» **SHORT EXERCISE**
Retype every entry exactly, character for character.

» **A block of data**
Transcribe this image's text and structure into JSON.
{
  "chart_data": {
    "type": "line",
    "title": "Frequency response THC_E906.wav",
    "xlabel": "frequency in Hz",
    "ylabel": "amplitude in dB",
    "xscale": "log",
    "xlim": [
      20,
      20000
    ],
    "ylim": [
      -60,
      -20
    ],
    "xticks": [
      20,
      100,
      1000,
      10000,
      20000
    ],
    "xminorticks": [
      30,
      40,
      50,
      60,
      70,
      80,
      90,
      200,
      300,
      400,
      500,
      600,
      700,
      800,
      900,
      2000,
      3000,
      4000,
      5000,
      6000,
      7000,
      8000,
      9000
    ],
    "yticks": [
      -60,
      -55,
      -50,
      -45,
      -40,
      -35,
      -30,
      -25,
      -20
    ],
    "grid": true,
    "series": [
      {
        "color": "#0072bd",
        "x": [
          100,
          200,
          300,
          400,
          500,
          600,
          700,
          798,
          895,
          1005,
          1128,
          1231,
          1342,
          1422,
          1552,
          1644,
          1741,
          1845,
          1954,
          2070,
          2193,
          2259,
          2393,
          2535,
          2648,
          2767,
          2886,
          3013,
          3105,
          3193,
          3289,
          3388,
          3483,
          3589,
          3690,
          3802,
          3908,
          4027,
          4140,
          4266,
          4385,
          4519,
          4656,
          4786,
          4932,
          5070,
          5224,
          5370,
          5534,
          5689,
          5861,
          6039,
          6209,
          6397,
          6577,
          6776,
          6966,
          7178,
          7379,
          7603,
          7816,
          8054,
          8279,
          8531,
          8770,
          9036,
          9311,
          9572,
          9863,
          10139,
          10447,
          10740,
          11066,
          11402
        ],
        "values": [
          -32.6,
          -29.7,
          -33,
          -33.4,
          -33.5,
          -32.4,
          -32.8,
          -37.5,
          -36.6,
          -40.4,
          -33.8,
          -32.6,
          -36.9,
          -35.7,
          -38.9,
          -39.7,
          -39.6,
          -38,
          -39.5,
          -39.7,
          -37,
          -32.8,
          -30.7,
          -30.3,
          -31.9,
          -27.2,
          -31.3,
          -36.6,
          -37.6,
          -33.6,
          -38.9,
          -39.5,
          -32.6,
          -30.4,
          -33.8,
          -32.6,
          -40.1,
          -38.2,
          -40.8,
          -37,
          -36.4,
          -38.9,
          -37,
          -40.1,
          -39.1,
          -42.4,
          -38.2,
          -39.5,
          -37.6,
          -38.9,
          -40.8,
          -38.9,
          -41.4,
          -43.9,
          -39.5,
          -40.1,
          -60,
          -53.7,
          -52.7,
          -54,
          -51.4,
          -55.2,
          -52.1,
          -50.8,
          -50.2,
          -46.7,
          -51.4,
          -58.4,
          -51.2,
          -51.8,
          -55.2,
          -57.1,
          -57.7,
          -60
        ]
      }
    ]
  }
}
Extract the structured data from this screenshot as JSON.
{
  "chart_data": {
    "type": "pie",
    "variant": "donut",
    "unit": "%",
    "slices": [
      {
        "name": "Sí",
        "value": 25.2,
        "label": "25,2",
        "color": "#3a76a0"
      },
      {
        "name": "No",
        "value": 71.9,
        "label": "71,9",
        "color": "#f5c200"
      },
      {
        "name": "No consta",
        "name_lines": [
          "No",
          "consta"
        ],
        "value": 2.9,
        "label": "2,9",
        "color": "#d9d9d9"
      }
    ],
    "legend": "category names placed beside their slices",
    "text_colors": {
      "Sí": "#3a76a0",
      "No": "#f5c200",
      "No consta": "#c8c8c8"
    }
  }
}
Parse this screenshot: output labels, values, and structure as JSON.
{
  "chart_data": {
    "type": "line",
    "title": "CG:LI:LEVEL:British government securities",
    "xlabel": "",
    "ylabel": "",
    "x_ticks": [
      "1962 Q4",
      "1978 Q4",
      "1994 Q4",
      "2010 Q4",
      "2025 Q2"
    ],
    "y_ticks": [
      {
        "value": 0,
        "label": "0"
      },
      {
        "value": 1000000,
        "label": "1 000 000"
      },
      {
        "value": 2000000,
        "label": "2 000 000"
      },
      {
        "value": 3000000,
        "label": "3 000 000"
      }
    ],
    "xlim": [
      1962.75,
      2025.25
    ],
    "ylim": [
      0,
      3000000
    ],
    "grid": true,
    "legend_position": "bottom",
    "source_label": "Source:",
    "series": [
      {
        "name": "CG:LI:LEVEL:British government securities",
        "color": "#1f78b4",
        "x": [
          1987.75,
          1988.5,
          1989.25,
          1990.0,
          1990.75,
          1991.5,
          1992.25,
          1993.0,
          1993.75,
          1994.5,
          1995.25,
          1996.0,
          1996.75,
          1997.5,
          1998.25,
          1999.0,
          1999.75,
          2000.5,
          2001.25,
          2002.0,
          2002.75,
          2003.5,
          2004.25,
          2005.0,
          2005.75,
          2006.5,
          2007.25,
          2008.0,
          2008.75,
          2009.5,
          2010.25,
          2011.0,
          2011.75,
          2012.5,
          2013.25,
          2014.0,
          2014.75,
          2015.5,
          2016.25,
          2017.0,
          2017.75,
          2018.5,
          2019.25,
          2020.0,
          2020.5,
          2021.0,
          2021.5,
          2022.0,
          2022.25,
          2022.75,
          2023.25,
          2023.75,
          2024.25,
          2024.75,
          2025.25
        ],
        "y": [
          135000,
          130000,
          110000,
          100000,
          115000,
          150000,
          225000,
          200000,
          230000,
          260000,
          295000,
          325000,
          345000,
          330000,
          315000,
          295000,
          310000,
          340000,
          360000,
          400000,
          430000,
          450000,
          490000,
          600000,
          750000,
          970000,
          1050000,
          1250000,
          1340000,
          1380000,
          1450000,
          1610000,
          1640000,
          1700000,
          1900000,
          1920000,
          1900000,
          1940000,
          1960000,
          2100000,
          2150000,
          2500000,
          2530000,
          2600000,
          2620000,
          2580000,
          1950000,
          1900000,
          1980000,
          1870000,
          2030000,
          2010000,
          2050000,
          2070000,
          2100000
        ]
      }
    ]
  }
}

» **WRITTEN REPLY**
Transcribe this image's text and structure into JSON.
{
  "chart_data": {
    "type": "line",
    "title": "Frequency response THC_E906.wav",
    "xlabel": "frequency in Hz",
    "ylabel": "amplitude in dB",
    "xscale": "log",
    "xlim": [
      20,
      20000
    ],
    "ylim": [
      -60,
      -20
    ],
    "xticks": [
      20,
      100,
      1000,
      10000,
      20000
    ],
    "xminorticks": [
      30,
      40,
      50,
      60,
      70,
      80,
      90,
      200,
      300,
      400,
      500,
      600,
      700,
      800,
      900,
      2000,
      3000,
      4000,
      5000,
      6000,
      7000,
      8000,
      9000
    ],
    "yticks": [
      -60,
      -55,
      -50,
      -45,
      -40,
      -35,
      -30,
      -25,
      -20
    ],
    "grid": true,
    "series": [
      {
        "color": "#0072bd",
        "x": [
          100,
          200,
          300,
          400,
          500,
          600,
          700,
          798,
          895,
          1005,
          1128,
          1231,
          1342,
          1422,
          1552,
          1644,
          1741,
          1845,
          1954,
          2070,
          2193,
          2259,
          2393,
          2535,
          2648,
          2767,
          2886,
          3013,
          3105,
          3193,
          3289,
          3388,
          3483,
          3589,
          3690,
          3802,
          3908,
          4027,
          4140,
          4266,
          4385,
          4519,
          4656,
          4786,
          4932,
          5070,
          5224,
          5370,
          5534,
          5689,
          5861,
          6039,
          6209,
          6397,
          6577,
          6776,
          6966,
          7178,
          7379,
          7603,
          7816,
          8054,
          8279,
          8531,
          8770,
          9036,
          9311,
          9572,
          9863,
          10139,
          10447,
          10740,
          11066,
          11402
        ],
        "values": [
          -32.6,
          -29.7,
          -33,
          -33.4,
          -33.5,
          -32.4,
          -32.8,
          -37.5,
          -36.6,
          -40.4,
          -33.8,
          -32.6,
          -36.9,
          -35.7,
          -38.9,
          -39.7,
          -39.6,
          -38,
          -39.5,
          -39.7,
          -37,
          -32.8,
          -30.7,
          -30.3,
          -31.9,
          -27.2,
          -31.3,
          -36.6,
          -37.6,
          -33.6,
          -38.9,
          -39.5,
          -32.6,
          -30.4,
          -33.8,
          -32.6,
          -40.1,
          -38.2,
          -40.8,
          -37,
          -36.4,
          -38.9,
          -37,
          -40.1,
          -39.1,
          -42.4,
          -38.2,
          -39.5,
          -37.6,
          -38.9,
          -40.8,
          -38.9,
          -41.4,
          -43.9,
          -39.5,
          -40.1,
          -60,
          -53.7,
          -52.7,
          -54,
          -51.4,
          -55.2,
          -52.1,
          -50.8,
          -50.2,
          -46.7,
          -51.4,
          -58.4,
          -51.2,
          -51.8,
          -55.2,
          -57.1,
          -57.7,
          -60
        ]
      }
    ]
  }
}
Extract the structured data from this screenshot as JSON.
{
  "chart_data": {
    "type": "pie",
    "variant": "donut",
    "unit": "%",
    "slices": [
      {
        "name": "Sí",
        "value": 25.2,
        "label": "25,2",
        "color": "#3a76a0"
      },
      {
        "name": "No",
        "value": 71.9,
        "label": "71,9",
        "color": "#f5c200"
      },
      {
        "name": "No consta",
        "name_lines": [
          "No",
          "consta"
        ],
        "value": 2.9,
        "label": "2,9",
        "color": "#d9d9d9"
      }
    ],
    "legend": "category names placed beside their slices",
    "text_colors": {
      "Sí": "#3a76a0",
      "No": "#f5c200",
      "No consta": "#c8c8c8"
    }
  }
}
Parse this screenshot: output labels, values, and structure as JSON.
{
  "chart_data": {
    "type": "line",
    "title": "CG:LI:LEVEL:British government securities",
    "xlabel": "",
    "ylabel": "",
    "x_ticks": [
      "1962 Q4",
      "1978 Q4",
      "1994 Q4",
      "2010 Q4",
      "2025 Q2"
    ],
    "y_ticks": [
      {
        "value": 0,
        "label": "0"
      },
      {
        "value": 1000000,
        "label": "1 000 000"
      },
      {
        "value": 2000000,
        "label": "2 000 000"
      },
      {
        "value": 3000000,
        "label": "3 000 000"
      }
    ],
    "xlim": [
      1962.75,
      2025.25
    ],
    "ylim": [
      0,
      3000000
    ],
    "grid": true,
    "legend_position": "bottom",
    "source_label": "Source:",
    "series": [
      {
        "name": "CG:LI:LEVEL:British government securities",
        "color": "#1f78b4",
        "x": [
          1987.75,
          1988.5,
          1989.25,
          1990.0,
          1990.75,
          1991.5,
          1992.25,
          1993.0,
          1993.75,
          1994.5,
          1995.25,
          1996.0,
          1996.75,
          1997.5,
          1998.25,
          1999.0,
          1999.75,
          2000.5,
          2001.25,
          2002.0,
          2002.75,
          2003.5,
          2004.25,
          2005.0,
          2005.75,
          2006.5,
          2007.25,
          2008.0,
          2008.75,
          2009.5,
          2010.25,
          2011.0,
          2011.75,
          2012.5,
          2013.25,
          2014.0,
          2014.75,
          2015.5,
          2016.25,
          2017.0,
          2017.75,
          2018.5,
          2019.25,
          2020.0,
          2020.5,
          2021.0,
          2021.5,
          2022.0,
          2022.25,
          2022.75,
          2023.25,
          2023.75,
          2024.25,
          2024.75,
          2025.25
        ],
        "y": [
          135000,
          130000,
          110000,
          100000,
          115000,
          150000,
          225000,
          200000,
          230000,
          260000,
          295000,
          325000,
          345000,
          330000,
          315000,
          295000,
          310000,
          340000,
          360000,
          400000,
          430000,
          450000,
          490000,
          600000,
          750000,
          970000,
          1050000,
          1250000,
          1340000,
          1380000,
          1450000,
          1610000,
          1640000,
          1700000,
          1900000,
          1920000,
          1900000,
          1940000,
          1960000,
          2100000,
          2150000,
          2500000,
          2530000,
          2600000,
          2620000,
          2580000,
          1950000,
          1900000,
          1980000,
          1870000,
          2030000,
          2010000,
          2050000,
          2070000,
          2100000
        ]
      }
    ]
  }
}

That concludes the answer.